== Exercise requirements ==
Copy each line of the records that contains the word "JSON".

== Extracted records ==
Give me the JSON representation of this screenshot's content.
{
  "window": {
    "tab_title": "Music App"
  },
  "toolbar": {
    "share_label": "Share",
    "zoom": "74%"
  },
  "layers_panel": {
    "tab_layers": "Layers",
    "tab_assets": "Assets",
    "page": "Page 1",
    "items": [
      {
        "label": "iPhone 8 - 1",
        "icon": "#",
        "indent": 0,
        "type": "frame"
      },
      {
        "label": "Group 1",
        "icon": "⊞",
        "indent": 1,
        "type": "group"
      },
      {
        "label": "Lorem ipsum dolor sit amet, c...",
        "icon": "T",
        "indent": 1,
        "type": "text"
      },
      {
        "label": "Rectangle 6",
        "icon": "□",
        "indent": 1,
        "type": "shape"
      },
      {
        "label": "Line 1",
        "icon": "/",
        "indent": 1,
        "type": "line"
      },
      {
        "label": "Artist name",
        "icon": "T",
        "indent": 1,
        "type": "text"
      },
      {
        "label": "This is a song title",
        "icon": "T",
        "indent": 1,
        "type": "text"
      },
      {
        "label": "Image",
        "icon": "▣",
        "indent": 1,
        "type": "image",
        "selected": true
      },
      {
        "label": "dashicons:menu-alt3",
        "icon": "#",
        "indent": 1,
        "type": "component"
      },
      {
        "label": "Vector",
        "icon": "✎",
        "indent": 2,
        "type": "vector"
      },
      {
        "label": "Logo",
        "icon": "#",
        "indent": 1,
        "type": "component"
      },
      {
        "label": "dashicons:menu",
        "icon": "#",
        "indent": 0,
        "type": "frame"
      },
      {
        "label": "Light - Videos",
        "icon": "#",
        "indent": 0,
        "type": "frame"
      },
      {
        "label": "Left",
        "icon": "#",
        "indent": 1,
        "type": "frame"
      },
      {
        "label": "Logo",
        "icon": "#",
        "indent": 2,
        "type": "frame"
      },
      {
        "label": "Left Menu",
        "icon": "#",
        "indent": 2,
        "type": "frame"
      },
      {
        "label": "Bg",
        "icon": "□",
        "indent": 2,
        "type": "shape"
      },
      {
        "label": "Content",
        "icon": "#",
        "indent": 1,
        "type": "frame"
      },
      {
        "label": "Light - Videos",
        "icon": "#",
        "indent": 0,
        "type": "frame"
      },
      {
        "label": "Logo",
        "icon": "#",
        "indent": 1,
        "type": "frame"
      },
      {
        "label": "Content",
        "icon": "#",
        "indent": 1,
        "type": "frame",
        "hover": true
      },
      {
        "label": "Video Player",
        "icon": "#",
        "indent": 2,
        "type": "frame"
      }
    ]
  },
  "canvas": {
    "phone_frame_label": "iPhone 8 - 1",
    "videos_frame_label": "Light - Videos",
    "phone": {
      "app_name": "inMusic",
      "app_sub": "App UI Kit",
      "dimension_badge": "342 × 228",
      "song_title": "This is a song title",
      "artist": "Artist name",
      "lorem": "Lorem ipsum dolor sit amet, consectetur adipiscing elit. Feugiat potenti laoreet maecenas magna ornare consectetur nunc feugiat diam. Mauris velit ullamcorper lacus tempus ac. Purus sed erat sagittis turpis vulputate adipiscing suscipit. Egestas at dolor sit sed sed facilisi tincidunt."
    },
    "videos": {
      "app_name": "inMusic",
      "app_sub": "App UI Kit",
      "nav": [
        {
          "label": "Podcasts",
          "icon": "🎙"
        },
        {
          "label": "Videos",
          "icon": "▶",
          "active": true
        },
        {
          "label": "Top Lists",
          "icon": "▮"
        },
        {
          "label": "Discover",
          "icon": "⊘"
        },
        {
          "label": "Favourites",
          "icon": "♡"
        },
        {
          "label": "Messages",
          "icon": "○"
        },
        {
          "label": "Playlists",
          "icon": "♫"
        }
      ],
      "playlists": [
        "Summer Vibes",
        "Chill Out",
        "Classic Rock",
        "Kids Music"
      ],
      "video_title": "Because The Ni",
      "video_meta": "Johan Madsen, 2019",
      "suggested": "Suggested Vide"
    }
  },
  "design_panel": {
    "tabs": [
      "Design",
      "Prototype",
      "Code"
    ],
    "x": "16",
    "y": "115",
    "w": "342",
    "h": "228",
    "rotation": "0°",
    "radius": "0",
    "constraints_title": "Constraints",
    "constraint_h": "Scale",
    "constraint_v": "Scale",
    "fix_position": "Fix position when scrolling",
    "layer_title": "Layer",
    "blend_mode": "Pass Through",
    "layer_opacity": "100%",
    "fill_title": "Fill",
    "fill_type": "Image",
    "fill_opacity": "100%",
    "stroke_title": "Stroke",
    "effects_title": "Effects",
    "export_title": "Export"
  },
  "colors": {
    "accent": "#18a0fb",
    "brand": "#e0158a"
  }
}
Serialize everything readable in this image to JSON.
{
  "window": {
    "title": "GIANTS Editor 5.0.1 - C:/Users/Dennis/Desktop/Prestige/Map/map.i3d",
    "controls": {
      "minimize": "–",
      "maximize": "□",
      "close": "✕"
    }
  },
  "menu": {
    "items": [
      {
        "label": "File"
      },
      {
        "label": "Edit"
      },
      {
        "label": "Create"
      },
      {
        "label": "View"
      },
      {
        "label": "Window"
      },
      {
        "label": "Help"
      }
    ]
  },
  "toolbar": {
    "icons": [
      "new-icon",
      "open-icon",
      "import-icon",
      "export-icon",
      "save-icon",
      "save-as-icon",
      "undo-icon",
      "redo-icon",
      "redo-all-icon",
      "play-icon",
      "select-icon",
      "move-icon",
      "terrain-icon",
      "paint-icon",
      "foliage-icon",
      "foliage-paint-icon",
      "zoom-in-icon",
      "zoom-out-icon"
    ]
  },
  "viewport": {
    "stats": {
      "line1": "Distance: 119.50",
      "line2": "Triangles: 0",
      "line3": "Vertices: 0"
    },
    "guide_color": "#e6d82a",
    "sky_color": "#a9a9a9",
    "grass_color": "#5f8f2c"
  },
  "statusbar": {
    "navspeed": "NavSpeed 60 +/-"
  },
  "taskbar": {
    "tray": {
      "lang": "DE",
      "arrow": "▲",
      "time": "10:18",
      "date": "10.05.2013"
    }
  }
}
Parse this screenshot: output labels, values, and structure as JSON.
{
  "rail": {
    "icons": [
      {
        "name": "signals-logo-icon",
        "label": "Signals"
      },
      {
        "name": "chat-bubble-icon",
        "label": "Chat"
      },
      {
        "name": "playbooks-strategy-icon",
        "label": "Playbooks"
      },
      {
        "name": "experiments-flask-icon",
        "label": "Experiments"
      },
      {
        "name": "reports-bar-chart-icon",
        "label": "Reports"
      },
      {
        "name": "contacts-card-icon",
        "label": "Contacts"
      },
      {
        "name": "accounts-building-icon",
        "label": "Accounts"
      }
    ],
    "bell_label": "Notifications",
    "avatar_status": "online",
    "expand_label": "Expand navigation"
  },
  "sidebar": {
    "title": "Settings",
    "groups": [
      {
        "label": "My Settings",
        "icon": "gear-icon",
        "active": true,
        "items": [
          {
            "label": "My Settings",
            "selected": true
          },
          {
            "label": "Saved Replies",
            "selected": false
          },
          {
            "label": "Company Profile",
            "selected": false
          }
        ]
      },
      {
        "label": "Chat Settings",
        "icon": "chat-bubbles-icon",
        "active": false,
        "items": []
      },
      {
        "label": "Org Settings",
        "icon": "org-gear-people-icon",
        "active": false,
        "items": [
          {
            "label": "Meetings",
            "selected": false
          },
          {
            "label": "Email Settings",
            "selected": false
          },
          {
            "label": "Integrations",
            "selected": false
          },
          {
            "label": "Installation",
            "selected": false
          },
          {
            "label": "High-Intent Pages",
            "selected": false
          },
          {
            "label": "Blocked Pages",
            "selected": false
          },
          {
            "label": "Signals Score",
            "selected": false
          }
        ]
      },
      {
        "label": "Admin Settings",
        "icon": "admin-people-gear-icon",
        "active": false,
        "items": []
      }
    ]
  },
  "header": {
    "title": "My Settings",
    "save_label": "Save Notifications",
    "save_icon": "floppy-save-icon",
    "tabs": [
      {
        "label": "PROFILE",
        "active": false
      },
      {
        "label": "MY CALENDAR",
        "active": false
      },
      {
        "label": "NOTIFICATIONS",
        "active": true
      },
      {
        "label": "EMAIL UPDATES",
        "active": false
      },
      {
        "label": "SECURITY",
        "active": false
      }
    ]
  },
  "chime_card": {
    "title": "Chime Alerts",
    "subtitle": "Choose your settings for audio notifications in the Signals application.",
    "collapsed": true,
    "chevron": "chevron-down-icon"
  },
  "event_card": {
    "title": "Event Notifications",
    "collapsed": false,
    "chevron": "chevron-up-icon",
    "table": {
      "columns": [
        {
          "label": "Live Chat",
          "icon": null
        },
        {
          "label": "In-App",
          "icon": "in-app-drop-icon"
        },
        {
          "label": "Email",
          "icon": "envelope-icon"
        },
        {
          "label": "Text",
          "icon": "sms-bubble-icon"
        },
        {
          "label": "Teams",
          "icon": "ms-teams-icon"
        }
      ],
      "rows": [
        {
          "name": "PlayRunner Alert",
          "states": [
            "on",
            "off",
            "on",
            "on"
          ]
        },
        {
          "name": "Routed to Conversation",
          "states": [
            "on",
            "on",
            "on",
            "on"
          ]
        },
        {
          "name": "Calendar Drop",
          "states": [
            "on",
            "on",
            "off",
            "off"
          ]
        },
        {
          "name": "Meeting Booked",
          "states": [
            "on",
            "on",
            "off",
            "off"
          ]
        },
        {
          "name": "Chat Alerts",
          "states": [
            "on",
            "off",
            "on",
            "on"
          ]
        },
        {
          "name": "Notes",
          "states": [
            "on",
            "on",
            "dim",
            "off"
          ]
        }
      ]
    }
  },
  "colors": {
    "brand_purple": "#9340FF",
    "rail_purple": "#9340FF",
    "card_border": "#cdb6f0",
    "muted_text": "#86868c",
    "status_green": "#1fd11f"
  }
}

== Solution to this problem ==
Give me the JSON representation of this screenshot's content.
Serialize everything readable in this image to JSON.
Parse this screenshot: output labels, values, and structure as JSON.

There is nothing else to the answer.